### Short task
Every record here should be printed again exactly.

[start Records for this task]

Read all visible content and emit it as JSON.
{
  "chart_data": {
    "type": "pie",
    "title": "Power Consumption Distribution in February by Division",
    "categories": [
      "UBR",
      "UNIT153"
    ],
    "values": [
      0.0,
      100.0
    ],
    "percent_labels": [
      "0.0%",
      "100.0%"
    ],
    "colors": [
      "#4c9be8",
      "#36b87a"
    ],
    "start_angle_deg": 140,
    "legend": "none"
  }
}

[end Records for this task]

### Result for this task
Read all visible content and emit it as JSON.
{
  "chart_data": {
    "type": "pie",
    "title": "Power Consumption Distribution in February by Division",
    "categories": [
      "UBR",
      "UNIT153"
    ],
    "values": [
      0.0,
      100.0
    ],
    "percent_labels": [
      "0.0%",
      "100.0%"
    ],
    "colors": [
      "#4c9be8",
      "#36b87a"
    ],
    "start_angle_deg": 140,
    "legend": "none"
  }
}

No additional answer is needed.